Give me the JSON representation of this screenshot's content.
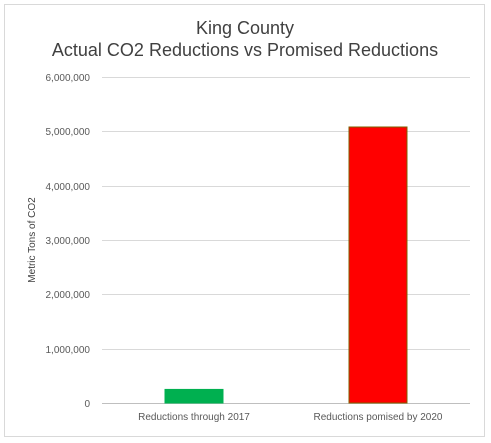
{
  "chart_data": {
    "type": "bar",
    "title": [
      "King County",
      "Actual CO2 Reductions vs Promised Reductions"
    ],
    "xlabel": "",
    "ylabel": "Metric Tons of CO2",
    "categories": [
      "Reductions through 2017",
      "Reductions pomised by 2020"
    ],
    "values": [
      250000,
      5080000
    ],
    "bar_colors": [
      "#00b050",
      "#ff0000"
    ],
    "bar_outline_colors": [
      "#00b050",
      "#7f6000"
    ],
    "ylim": [
      0,
      6000000
    ],
    "yticks": [
      0,
      1000000,
      2000000,
      3000000,
      4000000,
      5000000,
      6000000
    ],
    "ytick_labels": [
      "0",
      "1,000,000",
      "2,000,000",
      "3,000,000",
      "4,000,000",
      "5,000,000",
      "6,000,000"
    ],
    "grid": true,
    "legend": "none"
  }
}
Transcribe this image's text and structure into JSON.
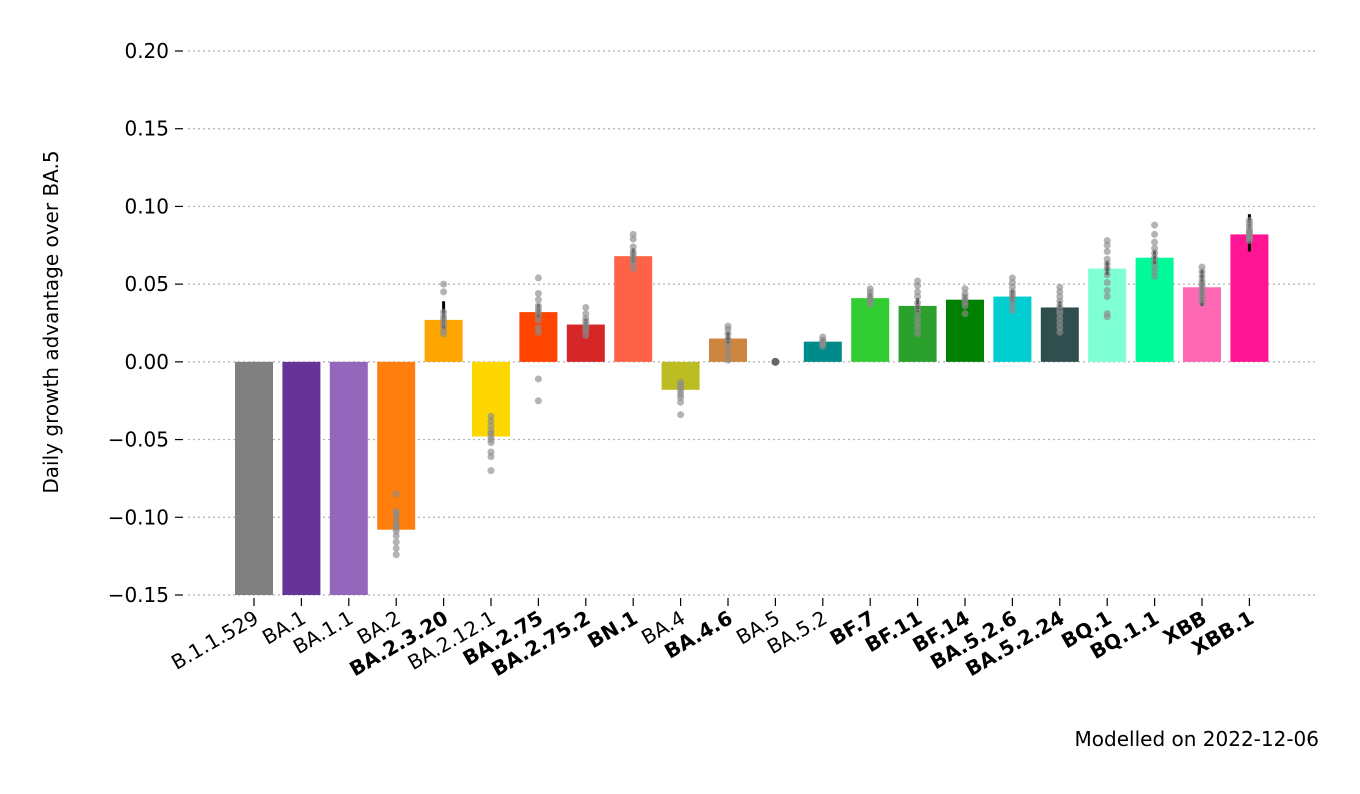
{
  "chart_data": {
    "type": "bar",
    "title": "",
    "xlabel": "",
    "ylabel": "Daily growth advantage over BA.5",
    "ylim": [
      -0.15,
      0.2
    ],
    "yticks": [
      -0.15,
      -0.1,
      -0.05,
      0.0,
      0.05,
      0.1,
      0.15,
      0.2
    ],
    "ytick_labels": [
      "−0.15",
      "−0.10",
      "−0.05",
      "0.00",
      "0.05",
      "0.10",
      "0.15",
      "0.20"
    ],
    "grid": "horizontal dotted",
    "annotation": "Modelled on 2022-12-06",
    "categories": [
      "B.1.1.529",
      "BA.1",
      "BA.1.1",
      "BA.2",
      "BA.2.3.20",
      "BA.2.12.1",
      "BA.2.75",
      "BA.2.75.2",
      "BN.1",
      "BA.4",
      "BA.4.6",
      "BA.5",
      "BA.5.2",
      "BF.7",
      "BF.11",
      "BF.14",
      "BA.5.2.6",
      "BA.5.2.24",
      "BQ.1",
      "BQ.1.1",
      "XBB",
      "XBB.1"
    ],
    "bold": [
      false,
      false,
      false,
      false,
      true,
      false,
      true,
      true,
      true,
      false,
      true,
      false,
      false,
      true,
      true,
      true,
      true,
      true,
      true,
      true,
      true,
      true
    ],
    "values": [
      -0.15,
      -0.15,
      -0.15,
      -0.108,
      0.027,
      -0.048,
      0.032,
      0.024,
      0.068,
      -0.018,
      0.015,
      0.0,
      0.013,
      0.041,
      0.036,
      0.04,
      0.042,
      0.035,
      0.06,
      0.067,
      0.048,
      0.082
    ],
    "error_low": [
      null,
      null,
      null,
      null,
      0.021,
      null,
      0.028,
      0.021,
      0.064,
      null,
      0.012,
      null,
      0.011,
      0.039,
      0.032,
      0.038,
      0.039,
      0.031,
      0.056,
      0.063,
      0.036,
      0.071
    ],
    "error_high": [
      null,
      null,
      null,
      null,
      0.039,
      null,
      0.037,
      0.028,
      0.073,
      null,
      0.019,
      null,
      0.015,
      0.044,
      0.041,
      0.043,
      0.046,
      0.039,
      0.065,
      0.072,
      0.059,
      0.095
    ],
    "colors": [
      "#808080",
      "#663399",
      "#9467bd",
      "#ff7f0e",
      "#ffa500",
      "#ffd700",
      "#ff4500",
      "#d62728",
      "#ff6347",
      "#bcbd22",
      "#cd853f",
      "#696969",
      "#008b8b",
      "#32cd32",
      "#2ca02c",
      "#008000",
      "#00ced1",
      "#2f4f4f",
      "#7fffd4",
      "#00fa9a",
      "#ff69b4",
      "#ff1493"
    ],
    "samples": [
      [],
      [],
      [],
      [
        -0.085,
        -0.096,
        -0.098,
        -0.1,
        -0.103,
        -0.105,
        -0.107,
        -0.109,
        -0.112,
        -0.116,
        -0.12,
        -0.124
      ],
      [
        0.05,
        0.045,
        0.032,
        0.029,
        0.027,
        0.025,
        0.023,
        0.02,
        0.018
      ],
      [
        -0.035,
        -0.038,
        -0.041,
        -0.044,
        -0.046,
        -0.048,
        -0.05,
        -0.052,
        -0.058,
        -0.061,
        -0.07
      ],
      [
        0.054,
        0.044,
        0.04,
        0.036,
        0.034,
        0.032,
        0.03,
        0.027,
        0.022,
        0.019,
        -0.011,
        -0.025
      ],
      [
        0.035,
        0.031,
        0.028,
        0.026,
        0.024,
        0.022,
        0.02,
        0.017
      ],
      [
        0.082,
        0.079,
        0.074,
        0.071,
        0.069,
        0.067,
        0.065,
        0.063,
        0.06
      ],
      [
        -0.013,
        -0.015,
        -0.017,
        -0.019,
        -0.021,
        -0.023,
        -0.026,
        -0.034
      ],
      [
        0.023,
        0.021,
        0.018,
        0.015,
        0.012,
        0.009,
        0.005,
        0.001
      ],
      [
        0.0
      ],
      [
        0.016,
        0.014,
        0.013,
        0.012,
        0.011,
        0.01
      ],
      [
        0.047,
        0.045,
        0.043,
        0.041,
        0.04,
        0.039,
        0.037
      ],
      [
        0.052,
        0.049,
        0.045,
        0.042,
        0.038,
        0.035,
        0.032,
        0.028,
        0.025,
        0.022,
        0.018
      ],
      [
        0.047,
        0.044,
        0.042,
        0.04,
        0.038,
        0.036,
        0.031
      ],
      [
        0.054,
        0.051,
        0.048,
        0.045,
        0.043,
        0.041,
        0.039,
        0.036,
        0.033
      ],
      [
        0.048,
        0.045,
        0.042,
        0.039,
        0.036,
        0.033,
        0.031,
        0.028,
        0.025,
        0.022,
        0.019
      ],
      [
        0.078,
        0.075,
        0.071,
        0.066,
        0.063,
        0.06,
        0.056,
        0.051,
        0.046,
        0.042,
        0.031,
        0.029
      ],
      [
        0.088,
        0.082,
        0.077,
        0.073,
        0.07,
        0.067,
        0.064,
        0.061,
        0.058,
        0.055
      ],
      [
        0.061,
        0.058,
        0.055,
        0.052,
        0.05,
        0.048,
        0.046,
        0.044,
        0.042,
        0.04,
        0.038
      ],
      [
        0.091,
        0.089,
        0.087,
        0.085,
        0.084,
        0.083,
        0.082,
        0.081,
        0.08,
        0.079,
        0.078
      ]
    ]
  }
}
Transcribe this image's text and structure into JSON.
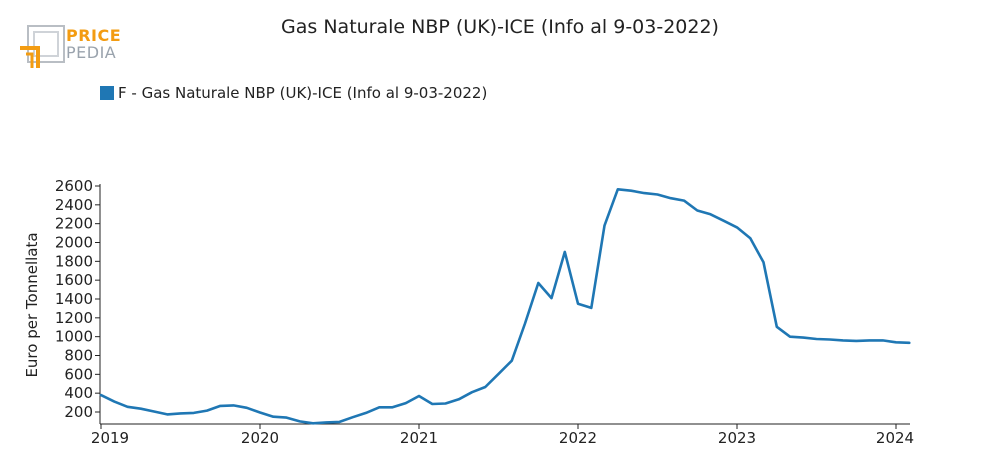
{
  "header": {
    "title": "Gas Naturale NBP (UK)-ICE (Info al 9-03-2022)",
    "logo_top": "PRICE",
    "logo_bottom": "PEDIA"
  },
  "colors": {
    "series": "#1f77b4",
    "logo_orange": "#f39c12",
    "logo_grey": "#9aa3ad"
  },
  "chart_data": {
    "type": "line",
    "title": "Gas Naturale NBP (UK)-ICE (Info al 9-03-2022)",
    "ylabel": "Euro per Tonnellata",
    "xlabel": "",
    "ylim": [
      100,
      2650
    ],
    "yticks": [
      200,
      400,
      600,
      800,
      1000,
      1200,
      1400,
      1600,
      1800,
      2000,
      2200,
      2400,
      2600
    ],
    "xticks": [
      "2019",
      "2020",
      "2021",
      "2022",
      "2023",
      "2024"
    ],
    "grid": false,
    "legend_position": "top-left",
    "series": [
      {
        "name": "F - Gas Naturale NBP (UK)-ICE (Info al 9-03-2022)",
        "x": [
          "2019-01",
          "2019-02",
          "2019-03",
          "2019-04",
          "2019-05",
          "2019-06",
          "2019-07",
          "2019-08",
          "2019-09",
          "2019-10",
          "2019-11",
          "2019-12",
          "2020-01",
          "2020-02",
          "2020-03",
          "2020-04",
          "2020-05",
          "2020-06",
          "2020-07",
          "2020-08",
          "2020-09",
          "2020-10",
          "2020-11",
          "2020-12",
          "2021-01",
          "2021-02",
          "2021-03",
          "2021-04",
          "2021-05",
          "2021-06",
          "2021-07",
          "2021-08",
          "2021-09",
          "2021-10",
          "2021-11",
          "2021-12",
          "2022-01",
          "2022-02",
          "2022-03",
          "2022-04",
          "2022-05",
          "2022-06",
          "2022-07",
          "2022-08",
          "2022-09",
          "2022-10",
          "2022-11",
          "2022-12",
          "2023-01",
          "2023-02",
          "2023-03",
          "2023-04",
          "2023-05",
          "2023-06",
          "2023-07",
          "2023-08",
          "2023-09",
          "2023-10",
          "2023-11",
          "2023-12",
          "2024-01",
          "2024-02"
        ],
        "values": [
          380,
          310,
          255,
          235,
          205,
          175,
          185,
          190,
          215,
          265,
          270,
          245,
          195,
          150,
          140,
          100,
          80,
          90,
          95,
          145,
          190,
          250,
          250,
          295,
          370,
          285,
          290,
          335,
          410,
          465,
          605,
          745,
          1140,
          1570,
          1410,
          1900,
          1350,
          1305,
          2180,
          2565,
          2550,
          2525,
          2510,
          2470,
          2445,
          2340,
          2300,
          2230,
          2160,
          2045,
          1790,
          1105,
          1000,
          990,
          975,
          970,
          960,
          955,
          960,
          960,
          940,
          935
        ]
      }
    ]
  }
}
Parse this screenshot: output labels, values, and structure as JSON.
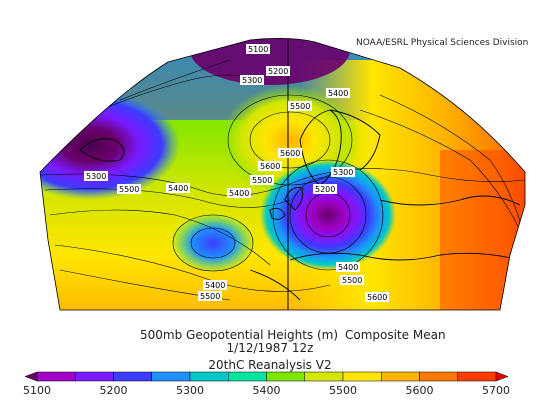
{
  "header": {
    "credit": "NOAA/ESRL Physical Sciences Division"
  },
  "caption": {
    "line1_left": "500mb Geopotential Heights (m)",
    "line1_right": "Composite Mean",
    "line2": "1/12/1987 12z",
    "line3": "20thC Reanalysis V2"
  },
  "colorbar": {
    "ticks": [
      "5100",
      "5200",
      "5300",
      "5400",
      "5500",
      "5600",
      "5700"
    ],
    "colors": [
      "#6a006a",
      "#a000c8",
      "#7a1aff",
      "#3c3cff",
      "#1e90ff",
      "#00c8c8",
      "#00e6a0",
      "#7ce600",
      "#d2e600",
      "#ffe600",
      "#ffb400",
      "#ff7800",
      "#ff3c00",
      "#e60000"
    ]
  },
  "contour_labels": [
    "5100",
    "5200",
    "5300",
    "5400",
    "5500",
    "5600",
    "5300",
    "5500",
    "5400",
    "5400",
    "5500",
    "5600",
    "5200",
    "5300",
    "5400",
    "5500",
    "5600",
    "5400",
    "5500",
    "5500",
    "5600"
  ],
  "colors": {
    "low_center": "#6a006a",
    "high": "#e60000",
    "ocean_mid": "#00e0a0"
  }
}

Direction → Return each line where "screenshot" shows up.

Answer →
Give me the JSON representation of this screenshot's content.
Parse this screenshot: output labels, values, and structure as JSON.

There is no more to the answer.